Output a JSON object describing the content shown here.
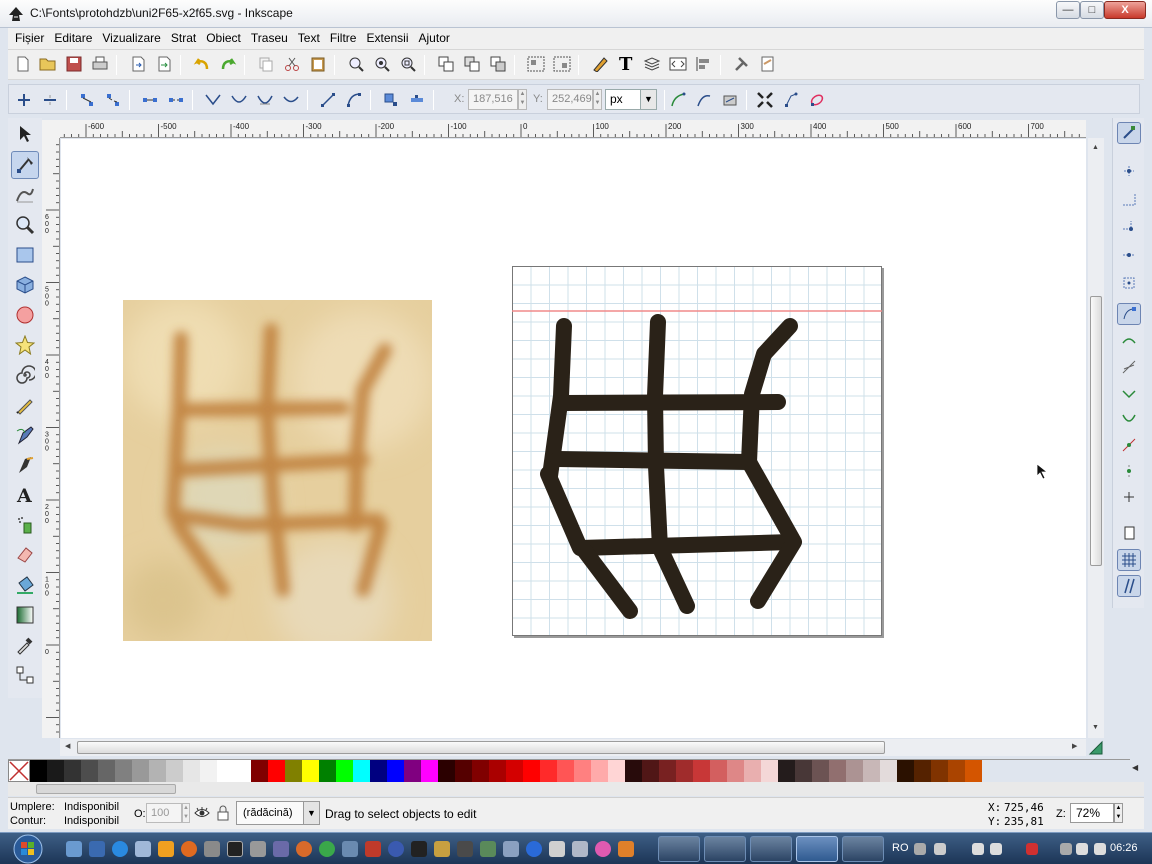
{
  "window": {
    "title": "C:\\Fonts\\protohdzb\\uni2F65-x2f65.svg - Inkscape",
    "minimize_label": "—",
    "maximize_label": "□",
    "close_label": "X"
  },
  "menu": [
    "Fișier",
    "Editare",
    "Vizualizare",
    "Strat",
    "Obiect",
    "Traseu",
    "Text",
    "Filtre",
    "Extensii",
    "Ajutor"
  ],
  "node_toolbar": {
    "x_label": "X:",
    "x_value": "187,516",
    "y_label": "Y:",
    "y_value": "252,469",
    "unit": "px"
  },
  "rulers": {
    "horizontal_ticks": [
      "-600",
      "-500",
      "-400",
      "-300",
      "-200",
      "-100",
      "0",
      "100",
      "200",
      "300",
      "400",
      "500",
      "600",
      "700"
    ],
    "vertical_ticks": [
      "600",
      "500",
      "400",
      "300",
      "200",
      "100",
      "0"
    ]
  },
  "palette": {
    "colors": [
      "#000000",
      "#1a1a1a",
      "#333333",
      "#4d4d4d",
      "#666666",
      "#808080",
      "#999999",
      "#b3b3b3",
      "#cccccc",
      "#e6e6e6",
      "#f2f2f2",
      "#ffffff",
      "#ffffff",
      "#800000",
      "#ff0000",
      "#808000",
      "#ffff00",
      "#008000",
      "#00ff00",
      "#00ffff",
      "#000080",
      "#0000ff",
      "#800080",
      "#ff00ff",
      "#2b0000",
      "#550000",
      "#800000",
      "#aa0000",
      "#d40000",
      "#ff0000",
      "#ff2a2a",
      "#ff5555",
      "#ff8080",
      "#ffaaaa",
      "#ffd5d5",
      "#280b0b",
      "#501616",
      "#782121",
      "#a02c2c",
      "#c83737",
      "#d35f5f",
      "#de8787",
      "#e9afaf",
      "#f4d7d7",
      "#241c1c",
      "#483737",
      "#6c5353",
      "#916f6f",
      "#ac9393",
      "#c8b7b7",
      "#e3dbdb",
      "#2b1100",
      "#552200",
      "#803300",
      "#aa4400",
      "#d45500"
    ]
  },
  "status": {
    "fill_label": "Umplere:",
    "fill_value": "Indisponibil",
    "stroke_label": "Contur:",
    "stroke_value": "Indisponibil",
    "opacity_label": "O:",
    "opacity_value": "100",
    "layer": "(rădăcină)",
    "message": "Drag to select objects to edit",
    "cursor_x_label": "X:",
    "cursor_x": "725,46",
    "cursor_y_label": "Y:",
    "cursor_y": "235,81",
    "zoom_label": "Z:",
    "zoom": "72%"
  },
  "taskbar": {
    "language": "RO",
    "clock": "06:26"
  },
  "theme": {
    "glyph_color": "#2a2218",
    "guide_color": "#f08a8a",
    "grid_color": "#cfe0ea"
  }
}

__What you need to do__:
Output the records above exactly as they are, leaving out the pictures.

__Response for this exercise__:
Output a JSON object describing the content shown here.
{
  "window": {
    "title": "C:\\Fonts\\protohdzb\\uni2F65-x2f65.svg - Inkscape",
    "minimize_label": "—",
    "maximize_label": "□",
    "close_label": "X"
  },
  "menu": [
    "Fișier",
    "Editare",
    "Vizualizare",
    "Strat",
    "Obiect",
    "Traseu",
    "Text",
    "Filtre",
    "Extensii",
    "Ajutor"
  ],
  "node_toolbar": {
    "x_label": "X:",
    "x_value": "187,516",
    "y_label": "Y:",
    "y_value": "252,469",
    "unit": "px"
  },
  "rulers": {
    "horizontal_ticks": [
      "-600",
      "-500",
      "-400",
      "-300",
      "-200",
      "-100",
      "0",
      "100",
      "200",
      "300",
      "400",
      "500",
      "600",
      "700"
    ],
    "vertical_ticks": [
      "600",
      "500",
      "400",
      "300",
      "200",
      "100",
      "0"
    ]
  },
  "palette": {
    "colors": [
      "#000000",
      "#1a1a1a",
      "#333333",
      "#4d4d4d",
      "#666666",
      "#808080",
      "#999999",
      "#b3b3b3",
      "#cccccc",
      "#e6e6e6",
      "#f2f2f2",
      "#ffffff",
      "#ffffff",
      "#800000",
      "#ff0000",
      "#808000",
      "#ffff00",
      "#008000",
      "#00ff00",
      "#00ffff",
      "#000080",
      "#0000ff",
      "#800080",
      "#ff00ff",
      "#2b0000",
      "#550000",
      "#800000",
      "#aa0000",
      "#d40000",
      "#ff0000",
      "#ff2a2a",
      "#ff5555",
      "#ff8080",
      "#ffaaaa",
      "#ffd5d5",
      "#280b0b",
      "#501616",
      "#782121",
      "#a02c2c",
      "#c83737",
      "#d35f5f",
      "#de8787",
      "#e9afaf",
      "#f4d7d7",
      "#241c1c",
      "#483737",
      "#6c5353",
      "#916f6f",
      "#ac9393",
      "#c8b7b7",
      "#e3dbdb",
      "#2b1100",
      "#552200",
      "#803300",
      "#aa4400",
      "#d45500"
    ]
  },
  "status": {
    "fill_label": "Umplere:",
    "fill_value": "Indisponibil",
    "stroke_label": "Contur:",
    "stroke_value": "Indisponibil",
    "opacity_label": "O:",
    "opacity_value": "100",
    "layer": "(rădăcină)",
    "message": "Drag to select objects to edit",
    "cursor_x_label": "X:",
    "cursor_x": "725,46",
    "cursor_y_label": "Y:",
    "cursor_y": "235,81",
    "zoom_label": "Z:",
    "zoom": "72%"
  },
  "taskbar": {
    "language": "RO",
    "clock": "06:26"
  },
  "theme": {
    "glyph_color": "#2a2218",
    "guide_color": "#f08a8a",
    "grid_color": "#cfe0ea"
  }
}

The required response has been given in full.